From the entries below, list each line with "optional".
"""
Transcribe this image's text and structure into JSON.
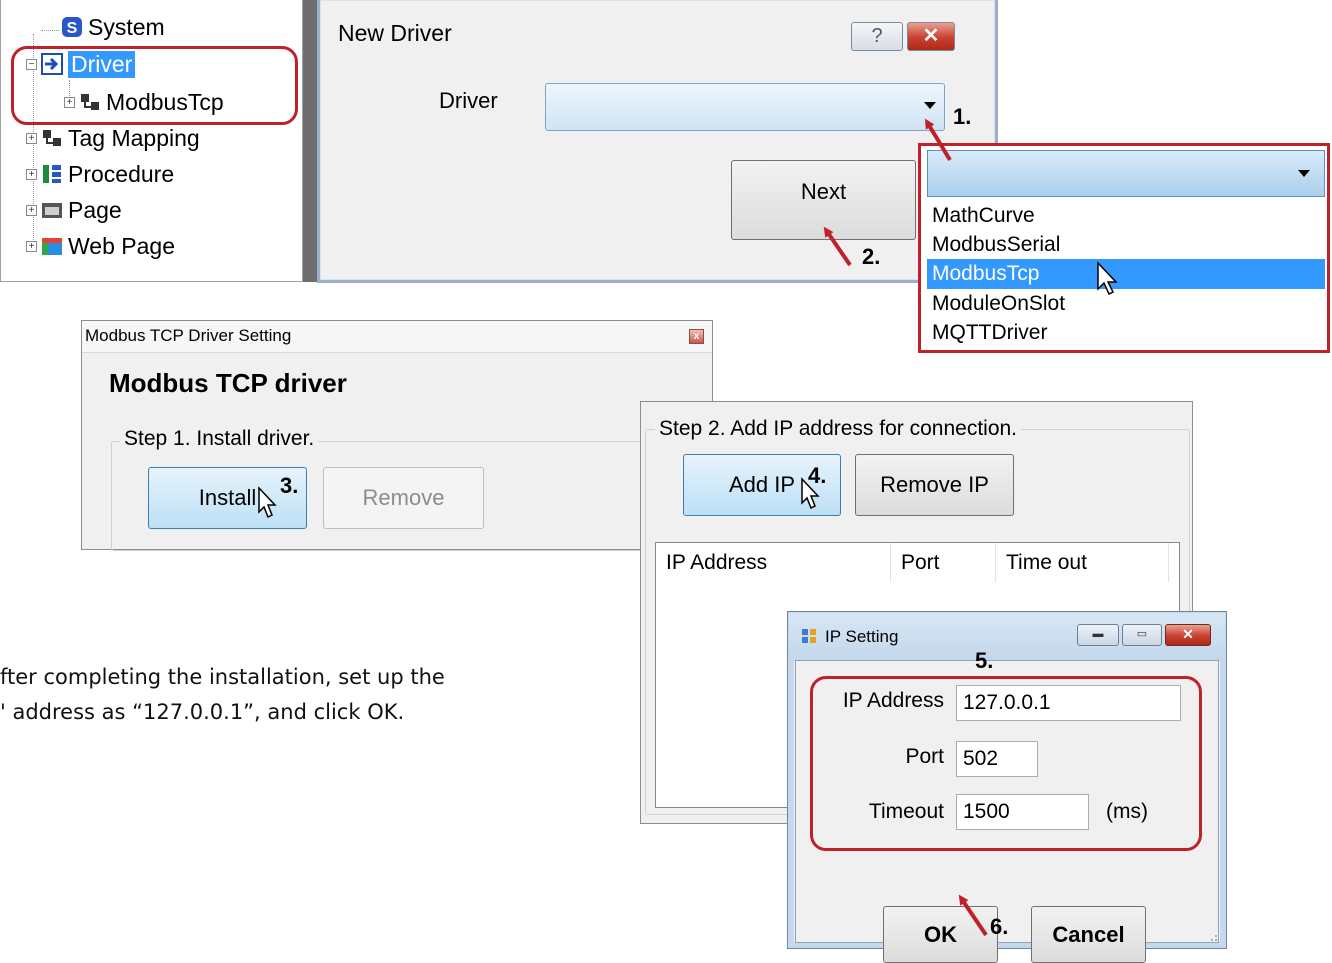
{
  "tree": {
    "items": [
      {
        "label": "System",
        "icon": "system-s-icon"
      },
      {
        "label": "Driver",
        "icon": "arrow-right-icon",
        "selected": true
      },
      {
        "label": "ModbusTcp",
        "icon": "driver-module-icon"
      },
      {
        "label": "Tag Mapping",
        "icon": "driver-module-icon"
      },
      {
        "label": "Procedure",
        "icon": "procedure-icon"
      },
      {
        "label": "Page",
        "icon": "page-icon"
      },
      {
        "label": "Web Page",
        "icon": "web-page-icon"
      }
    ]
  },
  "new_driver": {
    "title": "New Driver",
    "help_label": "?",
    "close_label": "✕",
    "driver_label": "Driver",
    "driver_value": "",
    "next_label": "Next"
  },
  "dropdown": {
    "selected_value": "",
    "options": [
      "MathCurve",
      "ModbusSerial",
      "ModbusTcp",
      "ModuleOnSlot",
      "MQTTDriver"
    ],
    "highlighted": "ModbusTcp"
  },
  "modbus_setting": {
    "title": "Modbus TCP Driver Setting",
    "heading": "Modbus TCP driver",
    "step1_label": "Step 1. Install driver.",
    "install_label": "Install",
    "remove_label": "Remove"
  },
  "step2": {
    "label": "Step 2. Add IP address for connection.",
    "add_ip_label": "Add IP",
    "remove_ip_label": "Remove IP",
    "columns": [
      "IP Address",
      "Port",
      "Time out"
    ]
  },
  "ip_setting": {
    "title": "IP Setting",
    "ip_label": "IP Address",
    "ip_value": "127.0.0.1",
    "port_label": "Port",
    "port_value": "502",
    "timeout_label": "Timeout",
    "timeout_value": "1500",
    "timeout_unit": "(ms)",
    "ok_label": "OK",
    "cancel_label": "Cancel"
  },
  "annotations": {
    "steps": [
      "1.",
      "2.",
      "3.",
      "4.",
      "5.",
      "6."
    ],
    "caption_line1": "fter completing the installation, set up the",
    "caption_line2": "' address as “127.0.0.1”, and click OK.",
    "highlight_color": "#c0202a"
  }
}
"""
"""
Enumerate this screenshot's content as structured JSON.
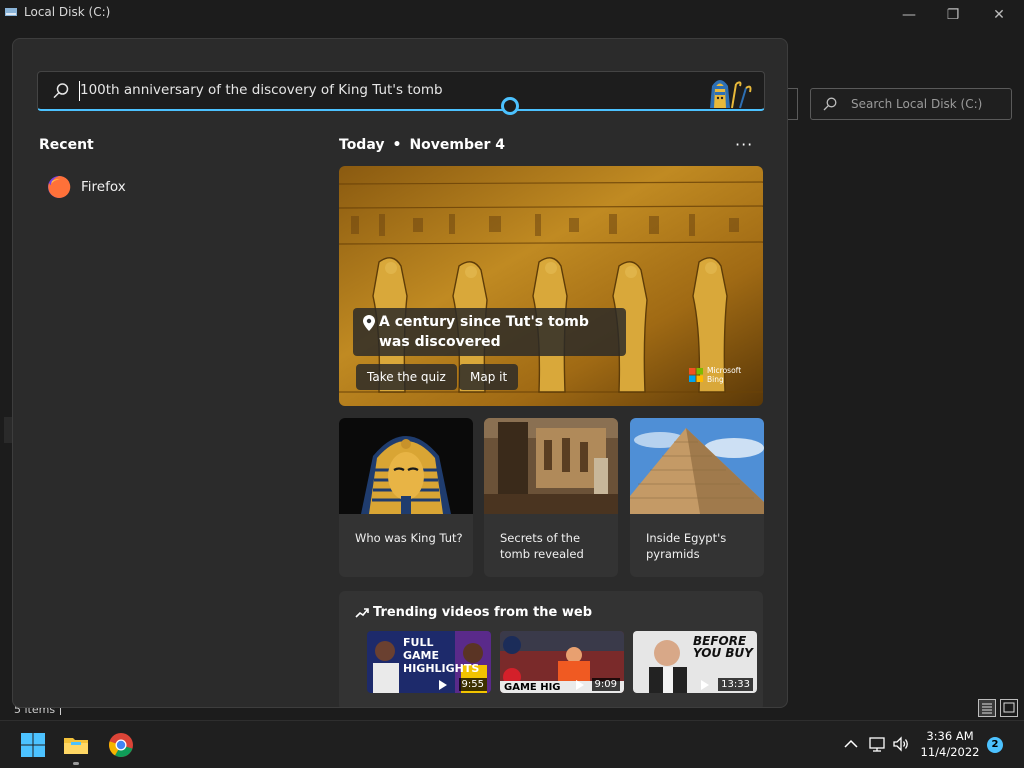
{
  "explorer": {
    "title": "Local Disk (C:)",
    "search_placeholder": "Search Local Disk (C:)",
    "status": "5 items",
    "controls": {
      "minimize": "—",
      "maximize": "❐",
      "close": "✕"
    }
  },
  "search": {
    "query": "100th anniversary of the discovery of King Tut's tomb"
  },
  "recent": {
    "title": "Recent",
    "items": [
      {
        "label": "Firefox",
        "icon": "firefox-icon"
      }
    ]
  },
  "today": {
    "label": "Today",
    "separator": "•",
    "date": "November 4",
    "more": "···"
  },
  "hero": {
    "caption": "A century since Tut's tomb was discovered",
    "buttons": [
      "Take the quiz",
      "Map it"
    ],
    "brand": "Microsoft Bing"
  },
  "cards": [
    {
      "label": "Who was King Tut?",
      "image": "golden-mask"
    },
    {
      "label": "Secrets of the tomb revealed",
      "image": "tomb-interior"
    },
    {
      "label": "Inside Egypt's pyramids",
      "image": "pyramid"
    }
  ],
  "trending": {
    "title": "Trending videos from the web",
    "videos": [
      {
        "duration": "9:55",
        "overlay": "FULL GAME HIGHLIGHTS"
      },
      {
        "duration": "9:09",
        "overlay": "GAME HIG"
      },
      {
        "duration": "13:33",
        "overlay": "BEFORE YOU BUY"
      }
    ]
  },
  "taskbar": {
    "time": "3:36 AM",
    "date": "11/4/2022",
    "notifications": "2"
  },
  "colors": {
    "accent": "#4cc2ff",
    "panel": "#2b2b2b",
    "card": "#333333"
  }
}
"""
"""
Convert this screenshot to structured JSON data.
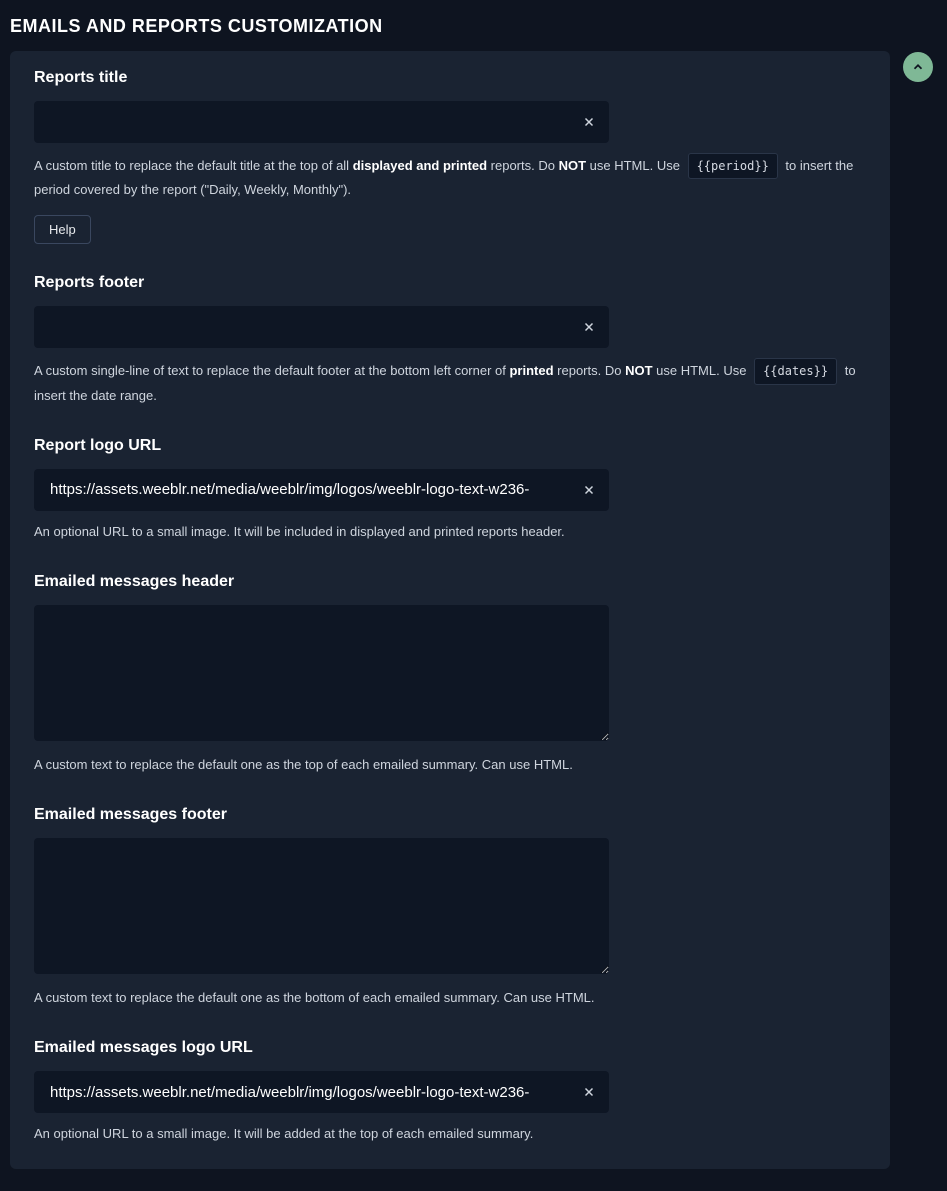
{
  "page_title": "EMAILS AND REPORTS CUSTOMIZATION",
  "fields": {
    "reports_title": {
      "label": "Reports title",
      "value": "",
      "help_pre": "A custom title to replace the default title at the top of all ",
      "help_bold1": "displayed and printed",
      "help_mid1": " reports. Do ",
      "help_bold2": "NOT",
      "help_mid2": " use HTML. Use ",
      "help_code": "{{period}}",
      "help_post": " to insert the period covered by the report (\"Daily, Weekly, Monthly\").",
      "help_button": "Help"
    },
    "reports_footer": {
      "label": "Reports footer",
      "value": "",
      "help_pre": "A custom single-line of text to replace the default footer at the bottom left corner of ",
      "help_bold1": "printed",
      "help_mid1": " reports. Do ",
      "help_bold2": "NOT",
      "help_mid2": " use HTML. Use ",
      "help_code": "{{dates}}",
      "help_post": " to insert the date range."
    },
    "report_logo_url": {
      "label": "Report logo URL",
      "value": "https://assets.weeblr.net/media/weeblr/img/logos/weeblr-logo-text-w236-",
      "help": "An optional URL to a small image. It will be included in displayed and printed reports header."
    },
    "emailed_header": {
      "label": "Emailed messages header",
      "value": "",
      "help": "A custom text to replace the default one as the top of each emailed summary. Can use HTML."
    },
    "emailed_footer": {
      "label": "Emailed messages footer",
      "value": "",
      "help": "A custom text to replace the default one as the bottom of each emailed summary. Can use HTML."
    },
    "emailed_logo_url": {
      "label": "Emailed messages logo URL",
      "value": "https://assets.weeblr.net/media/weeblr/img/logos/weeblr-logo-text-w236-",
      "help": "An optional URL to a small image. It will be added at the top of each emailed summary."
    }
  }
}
"""
Reply
      "help": "An optional URL to a small image. It will be included in displayed and printed reports header."
      "help": "An optional URL to a small image. It will be added at the top of each emailed summary."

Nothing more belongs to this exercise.